Rows from a dataset
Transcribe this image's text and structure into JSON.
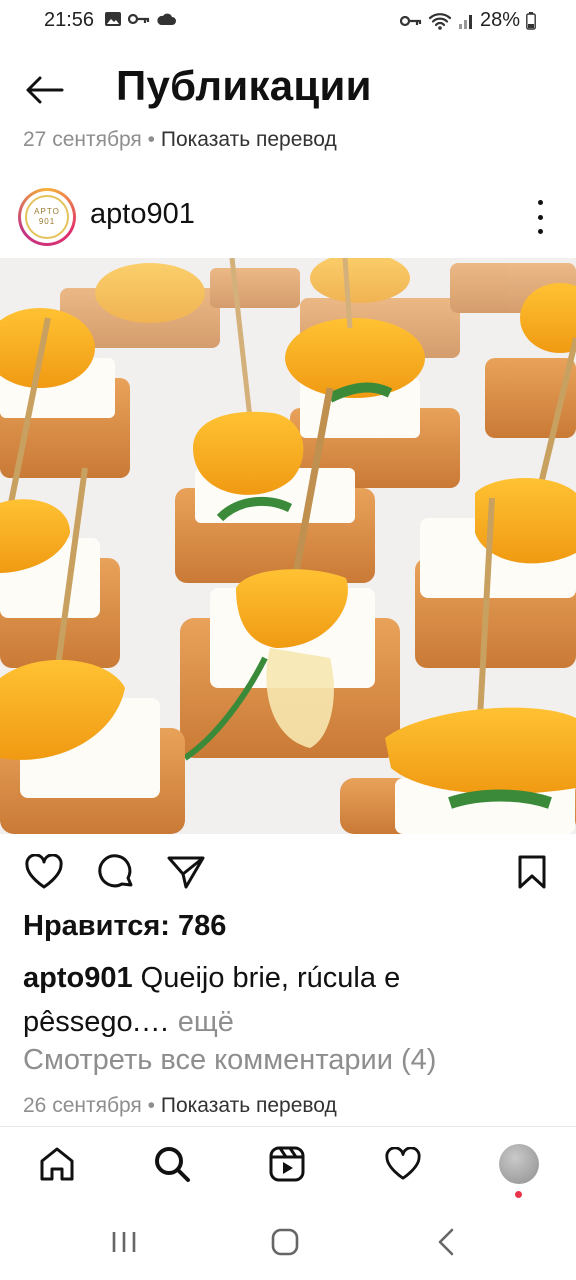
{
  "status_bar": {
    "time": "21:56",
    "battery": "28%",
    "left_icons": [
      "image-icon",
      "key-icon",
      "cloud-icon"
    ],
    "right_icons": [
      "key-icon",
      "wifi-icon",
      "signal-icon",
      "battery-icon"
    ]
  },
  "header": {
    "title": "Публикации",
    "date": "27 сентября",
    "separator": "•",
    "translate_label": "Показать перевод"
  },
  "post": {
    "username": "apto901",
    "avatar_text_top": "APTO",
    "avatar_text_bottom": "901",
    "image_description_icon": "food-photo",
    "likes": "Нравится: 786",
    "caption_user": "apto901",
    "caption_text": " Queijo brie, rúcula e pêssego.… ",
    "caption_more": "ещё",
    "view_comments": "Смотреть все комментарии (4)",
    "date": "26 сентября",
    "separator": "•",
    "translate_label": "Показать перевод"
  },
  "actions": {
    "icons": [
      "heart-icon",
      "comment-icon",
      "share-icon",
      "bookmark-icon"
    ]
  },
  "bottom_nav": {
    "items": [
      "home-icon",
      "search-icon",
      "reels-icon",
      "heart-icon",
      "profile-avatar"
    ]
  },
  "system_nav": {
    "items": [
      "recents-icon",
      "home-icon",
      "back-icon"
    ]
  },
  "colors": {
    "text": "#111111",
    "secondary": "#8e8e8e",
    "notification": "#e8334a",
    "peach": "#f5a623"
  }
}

TASK BRIEF: Quote the listing above in full, except for the pictures.

WRITTEN RESPONSE:
Transcribe this image's text and structure into JSON.
{
  "status_bar": {
    "time": "21:56",
    "battery": "28%",
    "left_icons": [
      "image-icon",
      "key-icon",
      "cloud-icon"
    ],
    "right_icons": [
      "key-icon",
      "wifi-icon",
      "signal-icon",
      "battery-icon"
    ]
  },
  "header": {
    "title": "Публикации",
    "date": "27 сентября",
    "separator": "•",
    "translate_label": "Показать перевод"
  },
  "post": {
    "username": "apto901",
    "avatar_text_top": "APTO",
    "avatar_text_bottom": "901",
    "image_description_icon": "food-photo",
    "likes": "Нравится: 786",
    "caption_user": "apto901",
    "caption_text": " Queijo brie, rúcula e pêssego.… ",
    "caption_more": "ещё",
    "view_comments": "Смотреть все комментарии (4)",
    "date": "26 сентября",
    "separator": "•",
    "translate_label": "Показать перевод"
  },
  "actions": {
    "icons": [
      "heart-icon",
      "comment-icon",
      "share-icon",
      "bookmark-icon"
    ]
  },
  "bottom_nav": {
    "items": [
      "home-icon",
      "search-icon",
      "reels-icon",
      "heart-icon",
      "profile-avatar"
    ]
  },
  "system_nav": {
    "items": [
      "recents-icon",
      "home-icon",
      "back-icon"
    ]
  },
  "colors": {
    "text": "#111111",
    "secondary": "#8e8e8e",
    "notification": "#e8334a",
    "peach": "#f5a623"
  }
}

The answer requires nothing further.